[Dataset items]
+---+

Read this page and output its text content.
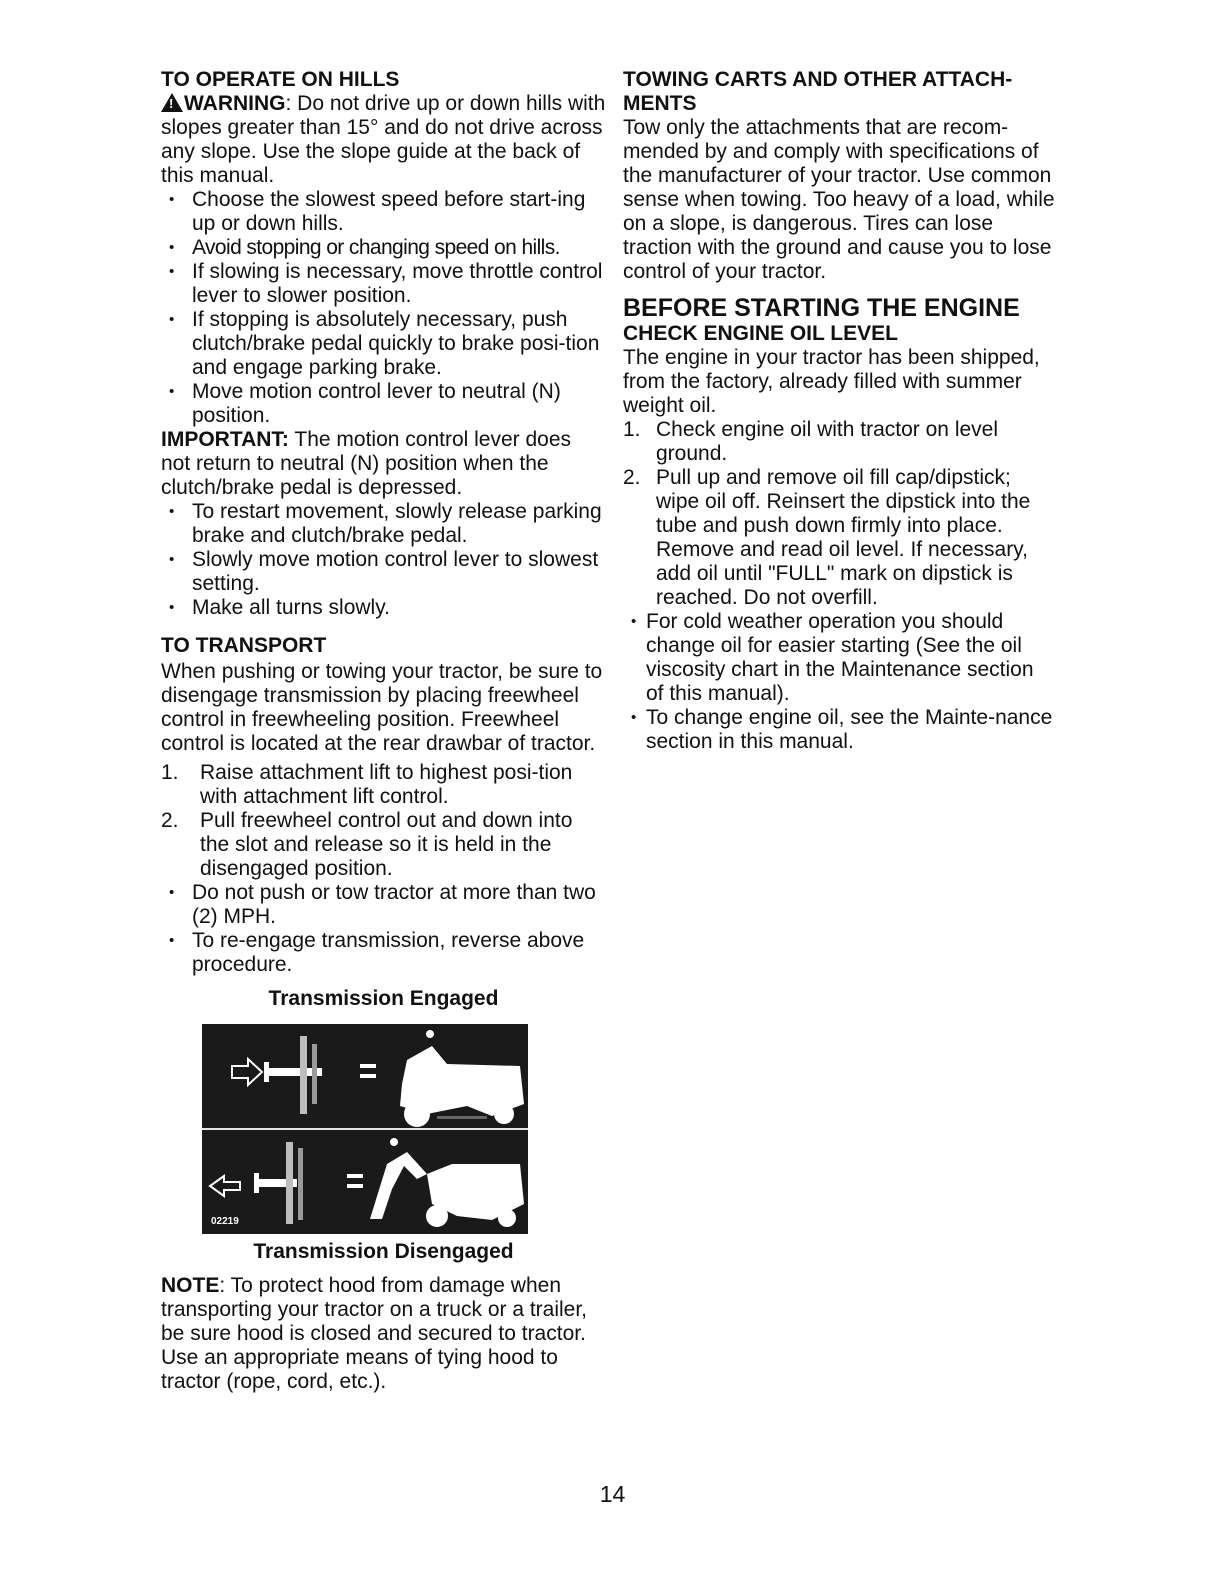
TO OPERATE ON HILLS

!WARNING: Do not drive up or down hills with slopes greater than 15° and do not drive across any slope. Use the slope guide at the back of this manual.

• Choose the slowest speed before start-ing up or down hills.
• Avoid stopping or changing speed on hills.
• If slowing is necessary, move throttle control lever to slower position.
• If stopping is absolutely necessary, push clutch/brake pedal quickly to brake posi-tion and engage parking brake.
• Move motion control lever to neutral (N) position.

IMPORTANT: The motion control lever does not return to neutral (N) position when the clutch/brake pedal is depressed.

• To restart movement, slowly release parking brake and clutch/brake pedal.
• Slowly move motion control lever to slowest setting.
• Make all turns slowly.
TO TRANSPORT

When pushing or towing your tractor, be sure to disengage transmission by placing freewheel control in freewheeling position. Freewheel control is located at the rear drawbar of tractor.

1. Raise attachment lift to highest posi-tion with attachment lift control.
2. Pull freewheel control out and down into the slot and release so it is held in the disengaged position.
• Do not push or tow tractor at more than two (2) MPH.
• To re-engage transmission, reverse above procedure.
Transmission Engaged
02219
Transmission Disengaged

NOTE: To protect hood from damage when transporting your tractor on a truck or a trailer, be sure hood is closed and secured to tractor. Use an appropriate means of tying hood to tractor (rope, cord, etc.).

TOWING CARTS AND OTHER ATTACH-MENTS

Tow only the attachments that are recom-mended by and comply with specifications of the manufacturer of your tractor. Use common sense when towing. Too heavy of a load, while on a slope, is dangerous. Tires can lose traction with the ground and cause you to lose control of your tractor.

BEFORE STARTING THE ENGINE
CHECK ENGINE OIL LEVEL

The engine in your tractor has been shipped, from the factory, already filled with summer weight oil.

1. Check engine oil with tractor on level ground.
2. Pull up and remove oil fill cap/dipstick; wipe oil off. Reinsert the dipstick into the tube and push down firmly into place. Remove and read oil level. If necessary, add oil until "FULL" mark on dipstick is reached. Do not overfill.
• For cold weather operation you should change oil for easier starting (See the oil viscosity chart in the Maintenance section of this manual).
• To change engine oil, see the Mainte-nance section in this manual.
14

+---+

State the number of lines in the records that contain the string "release", and nothing more.

**EXERCISE SOLUTION:** 2